Requirements: Extract every line below, verbatim.

Data for this task:
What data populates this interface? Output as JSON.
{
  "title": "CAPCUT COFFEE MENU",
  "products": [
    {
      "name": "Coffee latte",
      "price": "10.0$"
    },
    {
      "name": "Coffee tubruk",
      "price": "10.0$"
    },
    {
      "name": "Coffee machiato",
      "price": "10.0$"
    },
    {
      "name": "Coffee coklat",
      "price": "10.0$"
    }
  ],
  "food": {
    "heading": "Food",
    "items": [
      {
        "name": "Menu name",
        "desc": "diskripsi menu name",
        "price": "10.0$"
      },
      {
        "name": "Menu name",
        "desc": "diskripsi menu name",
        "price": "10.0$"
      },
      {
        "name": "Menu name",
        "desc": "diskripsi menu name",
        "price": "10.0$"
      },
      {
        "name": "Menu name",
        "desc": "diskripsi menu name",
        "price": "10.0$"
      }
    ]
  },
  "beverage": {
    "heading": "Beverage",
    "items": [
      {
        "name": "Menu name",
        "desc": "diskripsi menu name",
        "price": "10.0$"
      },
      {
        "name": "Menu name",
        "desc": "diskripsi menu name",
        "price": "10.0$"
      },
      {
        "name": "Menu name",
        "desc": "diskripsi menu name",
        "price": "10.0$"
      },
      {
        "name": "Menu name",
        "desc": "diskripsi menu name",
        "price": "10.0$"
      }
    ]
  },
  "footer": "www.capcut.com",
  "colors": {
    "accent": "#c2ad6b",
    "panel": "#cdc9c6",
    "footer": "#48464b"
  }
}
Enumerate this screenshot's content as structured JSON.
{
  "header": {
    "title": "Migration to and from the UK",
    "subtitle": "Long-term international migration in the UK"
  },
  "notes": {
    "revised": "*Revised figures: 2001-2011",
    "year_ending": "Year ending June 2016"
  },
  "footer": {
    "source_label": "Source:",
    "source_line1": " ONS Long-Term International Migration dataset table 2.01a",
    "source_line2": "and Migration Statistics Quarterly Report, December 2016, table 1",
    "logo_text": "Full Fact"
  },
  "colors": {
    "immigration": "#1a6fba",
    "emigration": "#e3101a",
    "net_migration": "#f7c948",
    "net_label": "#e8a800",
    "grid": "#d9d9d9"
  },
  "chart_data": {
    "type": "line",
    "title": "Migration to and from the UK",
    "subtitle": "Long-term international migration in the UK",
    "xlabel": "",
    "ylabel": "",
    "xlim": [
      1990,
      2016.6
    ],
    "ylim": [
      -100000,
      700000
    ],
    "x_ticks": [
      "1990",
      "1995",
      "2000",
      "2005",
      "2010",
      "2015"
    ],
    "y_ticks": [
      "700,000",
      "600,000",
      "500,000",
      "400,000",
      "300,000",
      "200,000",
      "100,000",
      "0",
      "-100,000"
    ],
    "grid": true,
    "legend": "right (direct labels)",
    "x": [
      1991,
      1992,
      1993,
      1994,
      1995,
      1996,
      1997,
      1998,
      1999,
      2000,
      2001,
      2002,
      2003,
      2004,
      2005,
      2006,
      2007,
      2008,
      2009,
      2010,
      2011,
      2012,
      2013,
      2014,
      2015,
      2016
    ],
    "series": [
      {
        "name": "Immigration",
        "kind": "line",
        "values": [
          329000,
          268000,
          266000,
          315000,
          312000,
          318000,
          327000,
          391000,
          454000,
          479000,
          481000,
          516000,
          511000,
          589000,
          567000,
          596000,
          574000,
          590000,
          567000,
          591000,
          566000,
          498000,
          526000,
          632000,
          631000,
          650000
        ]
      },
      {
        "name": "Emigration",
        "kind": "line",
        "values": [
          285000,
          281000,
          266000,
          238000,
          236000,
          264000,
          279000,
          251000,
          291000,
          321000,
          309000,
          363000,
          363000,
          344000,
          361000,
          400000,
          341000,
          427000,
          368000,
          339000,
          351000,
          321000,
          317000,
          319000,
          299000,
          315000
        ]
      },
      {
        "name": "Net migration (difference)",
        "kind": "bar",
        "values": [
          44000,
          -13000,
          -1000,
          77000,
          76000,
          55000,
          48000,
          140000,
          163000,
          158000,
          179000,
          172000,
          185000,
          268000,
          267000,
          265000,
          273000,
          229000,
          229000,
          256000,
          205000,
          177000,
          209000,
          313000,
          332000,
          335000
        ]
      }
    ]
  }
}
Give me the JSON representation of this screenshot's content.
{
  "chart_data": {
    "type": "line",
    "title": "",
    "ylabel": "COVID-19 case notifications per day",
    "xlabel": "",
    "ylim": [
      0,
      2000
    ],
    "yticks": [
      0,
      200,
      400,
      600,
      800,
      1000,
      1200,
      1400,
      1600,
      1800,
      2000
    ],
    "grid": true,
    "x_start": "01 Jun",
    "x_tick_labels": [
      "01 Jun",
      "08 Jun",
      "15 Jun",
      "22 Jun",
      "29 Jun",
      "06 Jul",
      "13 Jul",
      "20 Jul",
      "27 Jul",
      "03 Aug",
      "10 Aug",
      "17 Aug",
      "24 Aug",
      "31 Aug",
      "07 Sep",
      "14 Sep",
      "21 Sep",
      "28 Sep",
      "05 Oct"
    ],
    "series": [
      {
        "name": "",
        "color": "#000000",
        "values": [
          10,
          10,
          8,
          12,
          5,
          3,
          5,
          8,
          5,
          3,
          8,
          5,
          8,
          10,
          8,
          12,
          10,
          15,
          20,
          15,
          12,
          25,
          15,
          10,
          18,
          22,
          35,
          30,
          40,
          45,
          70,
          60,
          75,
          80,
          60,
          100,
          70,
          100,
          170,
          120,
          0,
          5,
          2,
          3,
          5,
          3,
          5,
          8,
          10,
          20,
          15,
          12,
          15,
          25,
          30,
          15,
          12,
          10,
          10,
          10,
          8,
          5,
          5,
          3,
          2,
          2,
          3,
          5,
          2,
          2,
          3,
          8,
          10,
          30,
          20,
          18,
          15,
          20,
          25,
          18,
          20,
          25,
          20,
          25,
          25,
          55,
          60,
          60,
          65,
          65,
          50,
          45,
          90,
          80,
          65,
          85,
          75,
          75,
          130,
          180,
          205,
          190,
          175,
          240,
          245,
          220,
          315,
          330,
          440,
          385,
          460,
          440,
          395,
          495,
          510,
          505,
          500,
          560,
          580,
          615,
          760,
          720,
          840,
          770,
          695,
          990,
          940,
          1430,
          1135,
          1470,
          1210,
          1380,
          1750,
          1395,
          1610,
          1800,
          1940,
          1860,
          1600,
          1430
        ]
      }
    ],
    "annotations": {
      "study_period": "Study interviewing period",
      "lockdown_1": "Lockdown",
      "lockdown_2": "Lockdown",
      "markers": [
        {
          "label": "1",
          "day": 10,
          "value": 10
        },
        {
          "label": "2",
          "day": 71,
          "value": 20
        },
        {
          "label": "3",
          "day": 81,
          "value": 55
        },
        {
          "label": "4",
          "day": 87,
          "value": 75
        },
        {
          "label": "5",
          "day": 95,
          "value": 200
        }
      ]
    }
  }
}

Reply:
What data populates this interface? Output as JSON.
{
  "title": "CAPCUT COFFEE MENU",
  "products": [
    {
      "name": "Coffee latte",
      "price": "10.0$"
    },
    {
      "name": "Coffee tubruk",
      "price": "10.0$"
    },
    {
      "name": "Coffee machiato",
      "price": "10.0$"
    },
    {
      "name": "Coffee coklat",
      "price": "10.0$"
    }
  ],
  "food": {
    "heading": "Food",
    "items": [
      {
        "name": "Menu name",
        "desc": "diskripsi menu name",
        "price": "10.0$"
      },
      {
        "name": "Menu name",
        "desc": "diskripsi menu name",
        "price": "10.0$"
      },
      {
        "name": "Menu name",
        "desc": "diskripsi menu name",
        "price": "10.0$"
      },
      {
        "name": "Menu name",
        "desc": "diskripsi menu name",
        "price": "10.0$"
      }
    ]
  },
  "beverage": {
    "heading": "Beverage",
    "items": [
      {
        "name": "Menu name",
        "desc": "diskripsi menu name",
        "price": "10.0$"
      },
      {
        "name": "Menu name",
        "desc": "diskripsi menu name",
        "price": "10.0$"
      },
      {
        "name": "Menu name",
        "desc": "diskripsi menu name",
        "price": "10.0$"
      },
      {
        "name": "Menu name",
        "desc": "diskripsi menu name",
        "price": "10.0$"
      }
    ]
  },
  "footer": "www.capcut.com",
  "colors": {
    "accent": "#c2ad6b",
    "panel": "#cdc9c6",
    "footer": "#48464b"
  }
}
Enumerate this screenshot's content as structured JSON.
{
  "header": {
    "title": "Migration to and from the UK",
    "subtitle": "Long-term international migration in the UK"
  },
  "notes": {
    "revised": "*Revised figures: 2001-2011",
    "year_ending": "Year ending June 2016"
  },
  "footer": {
    "source_label": "Source:",
    "source_line1": " ONS Long-Term International Migration dataset table 2.01a",
    "source_line2": "and Migration Statistics Quarterly Report, December 2016, table 1",
    "logo_text": "Full Fact"
  },
  "colors": {
    "immigration": "#1a6fba",
    "emigration": "#e3101a",
    "net_migration": "#f7c948",
    "net_label": "#e8a800",
    "grid": "#d9d9d9"
  },
  "chart_data": {
    "type": "line",
    "title": "Migration to and from the UK",
    "subtitle": "Long-term international migration in the UK",
    "xlabel": "",
    "ylabel": "",
    "xlim": [
      1990,
      2016.6
    ],
    "ylim": [
      -100000,
      700000
    ],
    "x_ticks": [
      "1990",
      "1995",
      "2000",
      "2005",
      "2010",
      "2015"
    ],
    "y_ticks": [
      "700,000",
      "600,000",
      "500,000",
      "400,000",
      "300,000",
      "200,000",
      "100,000",
      "0",
      "-100,000"
    ],
    "grid": true,
    "legend": "right (direct labels)",
    "x": [
      1991,
      1992,
      1993,
      1994,
      1995,
      1996,
      1997,
      1998,
      1999,
      2000,
      2001,
      2002,
      2003,
      2004,
      2005,
      2006,
      2007,
      2008,
      2009,
      2010,
      2011,
      2012,
      2013,
      2014,
      2015,
      2016
    ],
    "series": [
      {
        "name": "Immigration",
        "kind": "line",
        "values": [
          329000,
          268000,
          266000,
          315000,
          312000,
          318000,
          327000,
          391000,
          454000,
          479000,
          481000,
          516000,
          511000,
          589000,
          567000,
          596000,
          574000,
          590000,
          567000,
          591000,
          566000,
          498000,
          526000,
          632000,
          631000,
          650000
        ]
      },
      {
        "name": "Emigration",
        "kind": "line",
        "values": [
          285000,
          281000,
          266000,
          238000,
          236000,
          264000,
          279000,
          251000,
          291000,
          321000,
          309000,
          363000,
          363000,
          344000,
          361000,
          400000,
          341000,
          427000,
          368000,
          339000,
          351000,
          321000,
          317000,
          319000,
          299000,
          315000
        ]
      },
      {
        "name": "Net migration (difference)",
        "kind": "bar",
        "values": [
          44000,
          -13000,
          -1000,
          77000,
          76000,
          55000,
          48000,
          140000,
          163000,
          158000,
          179000,
          172000,
          185000,
          268000,
          267000,
          265000,
          273000,
          229000,
          229000,
          256000,
          205000,
          177000,
          209000,
          313000,
          332000,
          335000
        ]
      }
    ]
  }
}
Give me the JSON representation of this screenshot's content.
{
  "chart_data": {
    "type": "line",
    "title": "",
    "ylabel": "COVID-19 case notifications per day",
    "xlabel": "",
    "ylim": [
      0,
      2000
    ],
    "yticks": [
      0,
      200,
      400,
      600,
      800,
      1000,
      1200,
      1400,
      1600,
      1800,
      2000
    ],
    "grid": true,
    "x_start": "01 Jun",
    "x_tick_labels": [
      "01 Jun",
      "08 Jun",
      "15 Jun",
      "22 Jun",
      "29 Jun",
      "06 Jul",
      "13 Jul",
      "20 Jul",
      "27 Jul",
      "03 Aug",
      "10 Aug",
      "17 Aug",
      "24 Aug",
      "31 Aug",
      "07 Sep",
      "14 Sep",
      "21 Sep",
      "28 Sep",
      "05 Oct"
    ],
    "series": [
      {
        "name": "",
        "color": "#000000",
        "values": [
          10,
          10,
          8,
          12,
          5,
          3,
          5,
          8,
          5,
          3,
          8,
          5,
          8,
          10,
          8,
          12,
          10,
          15,
          20,
          15,
          12,
          25,
          15,
          10,
          18,
          22,
          35,
          30,
          40,
          45,
          70,
          60,
          75,
          80,
          60,
          100,
          70,
          100,
          170,
          120,
          0,
          5,
          2,
          3,
          5,
          3,
          5,
          8,
          10,
          20,
          15,
          12,
          15,
          25,
          30,
          15,
          12,
          10,
          10,
          10,
          8,
          5,
          5,
          3,
          2,
          2,
          3,
          5,
          2,
          2,
          3,
          8,
          10,
          30,
          20,
          18,
          15,
          20,
          25,
          18,
          20,
          25,
          20,
          25,
          25,
          55,
          60,
          60,
          65,
          65,
          50,
          45,
          90,
          80,
          65,
          85,
          75,
          75,
          130,
          180,
          205,
          190,
          175,
          240,
          245,
          220,
          315,
          330,
          440,
          385,
          460,
          440,
          395,
          495,
          510,
          505,
          500,
          560,
          580,
          615,
          760,
          720,
          840,
          770,
          695,
          990,
          940,
          1430,
          1135,
          1470,
          1210,
          1380,
          1750,
          1395,
          1610,
          1800,
          1940,
          1860,
          1600,
          1430
        ]
      }
    ],
    "annotations": {
      "study_period": "Study interviewing period",
      "lockdown_1": "Lockdown",
      "lockdown_2": "Lockdown",
      "markers": [
        {
          "label": "1",
          "day": 10,
          "value": 10
        },
        {
          "label": "2",
          "day": 71,
          "value": 20
        },
        {
          "label": "3",
          "day": 81,
          "value": 55
        },
        {
          "label": "4",
          "day": 87,
          "value": 75
        },
        {
          "label": "5",
          "day": 95,
          "value": 200
        }
      ]
    }
  }
}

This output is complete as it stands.